Excerpt from a dataset |
■ ■ ■ ■

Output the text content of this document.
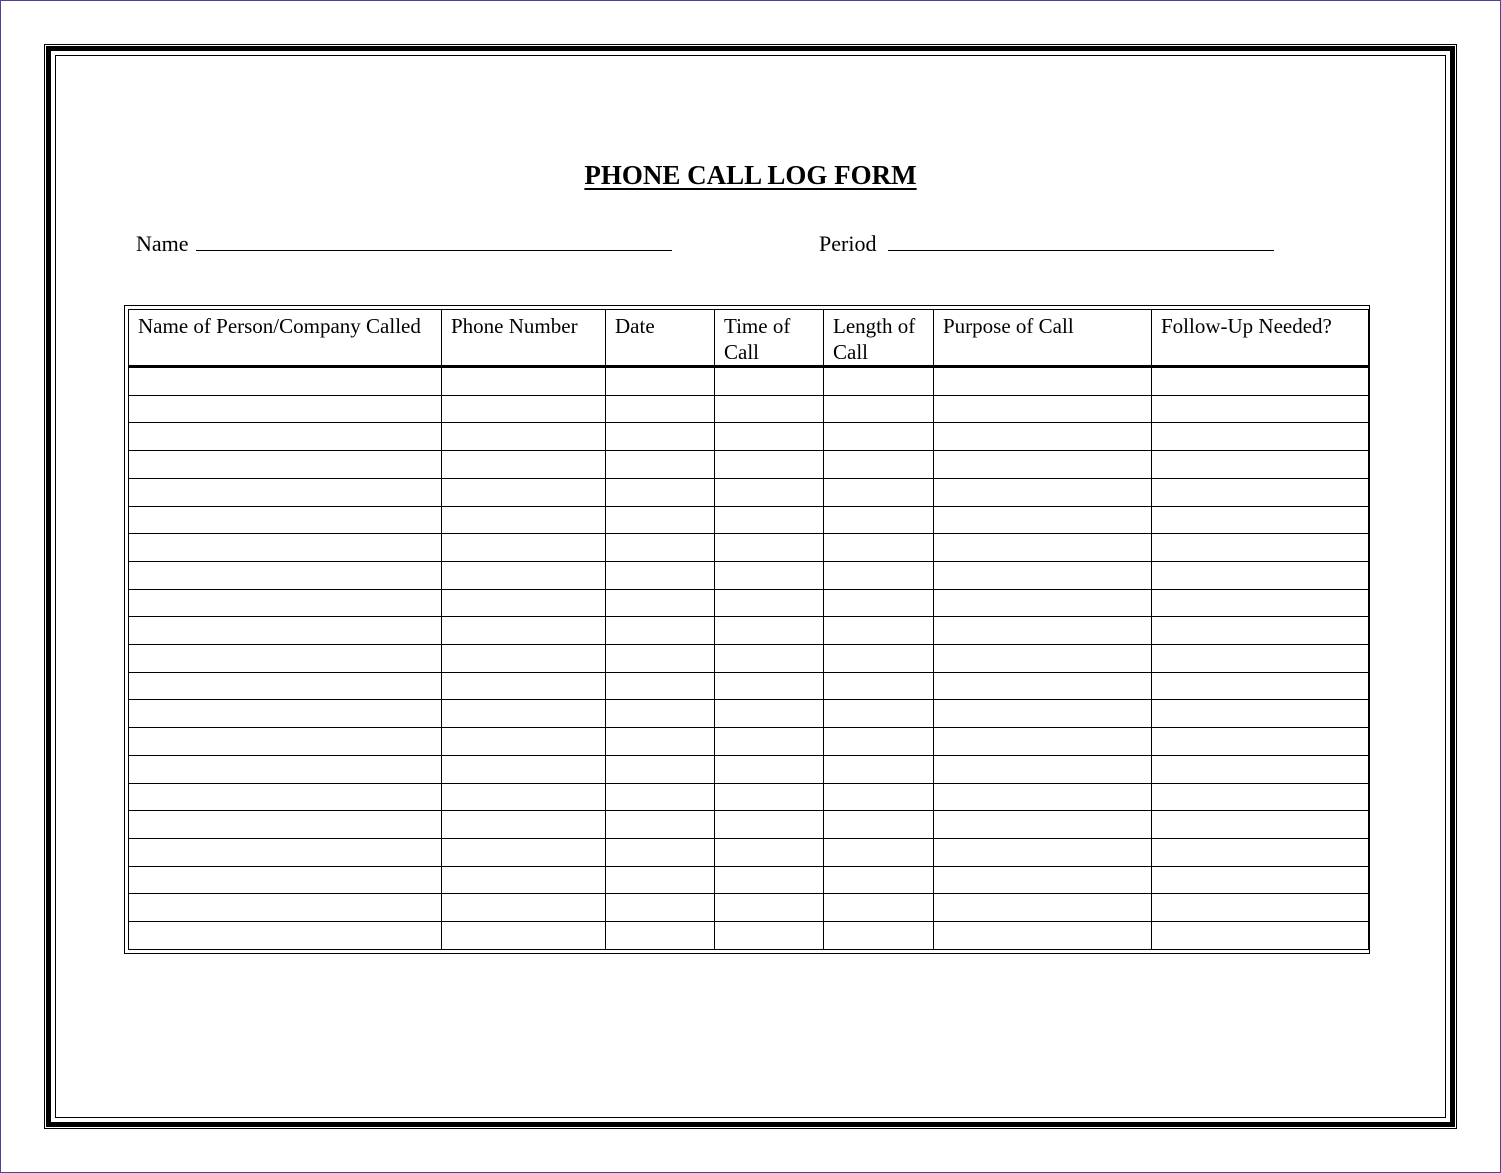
PHONE CALL LOG FORM
Name	Period
Name of Person/Company Called	Phone Number	Date	Time of Call	Length of Call	Purpose of Call	Follow-Up Needed?
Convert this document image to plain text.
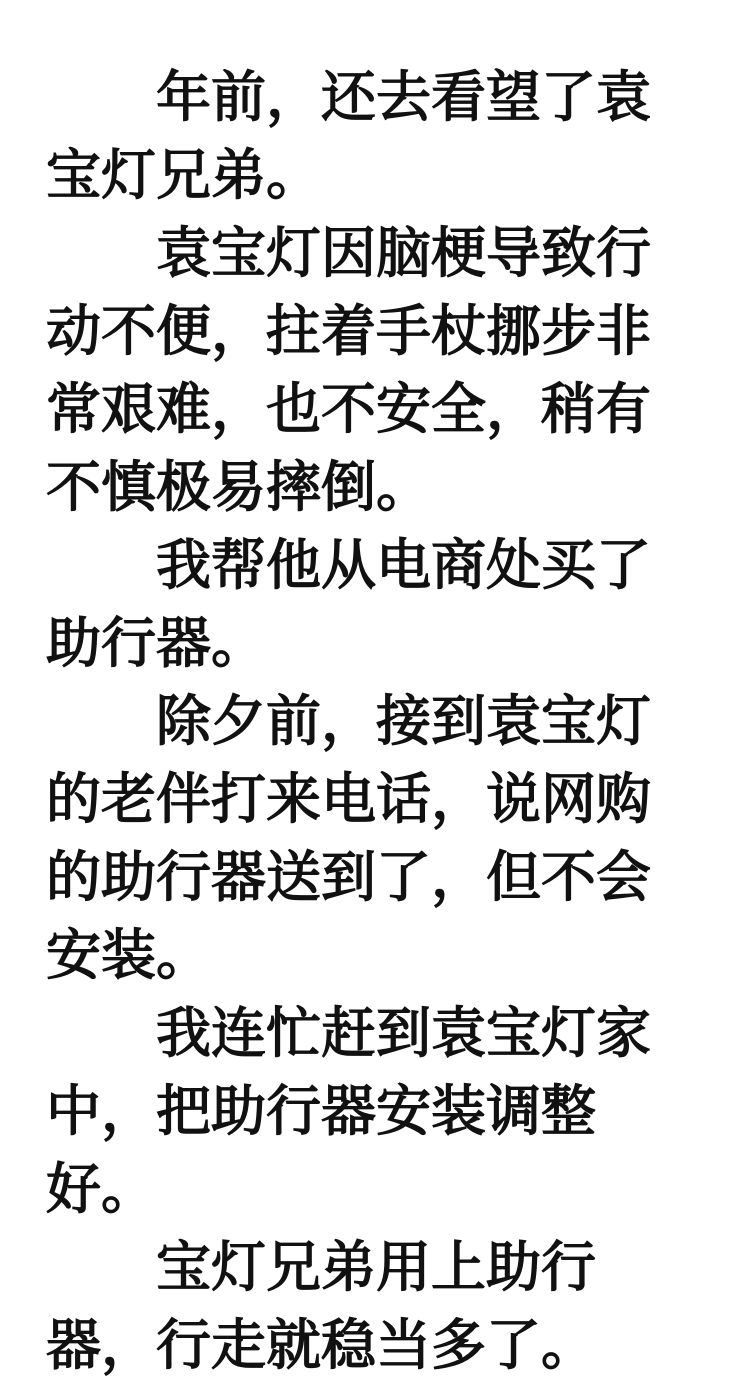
年前，还去看望了袁宝灯兄弟。

袁宝灯因脑梗导致行动不便，拄着手杖挪步非常艰难，也不安全，稍有不慎极易摔倒。

我帮他从电商处买了助行器。

除夕前，接到袁宝灯的老伴打来电话，说网购的助行器送到了，但不会安装。

我连忙赶到袁宝灯家中，把助行器安装调整好。

宝灯兄弟用上助行器，行走就稳当多了。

■ ■ ■ ■

THE PROBLEM |
Tell how many lines in the records above contain "document", giving the number and no other words.

WRITTEN RESPONSE |
2